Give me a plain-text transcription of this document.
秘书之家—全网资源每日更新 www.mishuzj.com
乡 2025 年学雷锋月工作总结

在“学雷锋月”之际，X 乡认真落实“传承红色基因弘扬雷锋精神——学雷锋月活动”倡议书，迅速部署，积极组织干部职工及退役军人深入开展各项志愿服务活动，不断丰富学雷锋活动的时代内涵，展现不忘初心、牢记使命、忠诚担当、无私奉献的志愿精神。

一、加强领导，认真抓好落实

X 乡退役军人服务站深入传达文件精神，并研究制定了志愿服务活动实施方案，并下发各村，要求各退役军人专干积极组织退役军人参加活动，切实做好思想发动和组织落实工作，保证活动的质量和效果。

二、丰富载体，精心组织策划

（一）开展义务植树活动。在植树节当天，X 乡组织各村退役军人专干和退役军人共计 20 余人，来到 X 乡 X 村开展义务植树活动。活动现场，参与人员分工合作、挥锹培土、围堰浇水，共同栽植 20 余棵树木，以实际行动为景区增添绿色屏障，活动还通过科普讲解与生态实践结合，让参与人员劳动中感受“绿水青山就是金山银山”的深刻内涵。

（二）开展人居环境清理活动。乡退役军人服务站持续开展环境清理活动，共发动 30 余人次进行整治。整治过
--------------------------------
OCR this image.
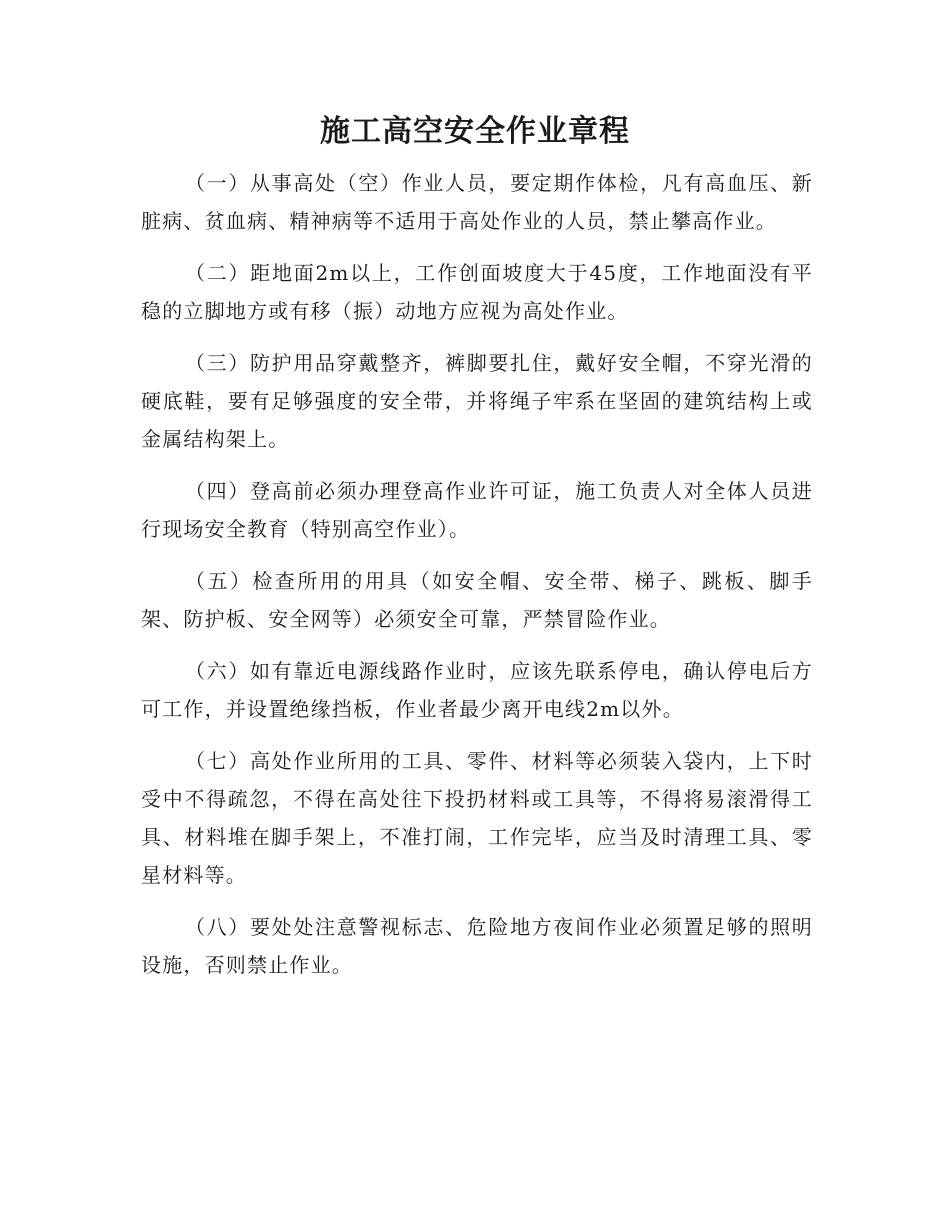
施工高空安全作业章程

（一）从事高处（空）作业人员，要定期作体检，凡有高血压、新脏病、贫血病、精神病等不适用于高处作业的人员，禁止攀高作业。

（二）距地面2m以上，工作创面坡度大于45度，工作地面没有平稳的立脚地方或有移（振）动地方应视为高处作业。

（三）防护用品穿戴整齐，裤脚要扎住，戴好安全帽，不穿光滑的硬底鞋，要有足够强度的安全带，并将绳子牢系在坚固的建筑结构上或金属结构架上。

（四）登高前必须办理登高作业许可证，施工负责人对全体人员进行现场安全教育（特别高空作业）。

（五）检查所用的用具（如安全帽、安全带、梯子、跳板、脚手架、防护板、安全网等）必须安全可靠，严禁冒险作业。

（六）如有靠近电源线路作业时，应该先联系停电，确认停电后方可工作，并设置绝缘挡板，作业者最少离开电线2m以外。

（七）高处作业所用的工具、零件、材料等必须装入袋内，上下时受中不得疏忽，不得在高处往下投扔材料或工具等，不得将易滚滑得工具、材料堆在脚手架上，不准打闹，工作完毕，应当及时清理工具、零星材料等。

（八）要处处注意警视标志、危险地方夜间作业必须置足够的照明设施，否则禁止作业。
--------------------------------
| GOAL |
Return every line containing "this".

| PROBLEM SOLUTION |
Give me a plain-text transcription of this document.
OCR this image.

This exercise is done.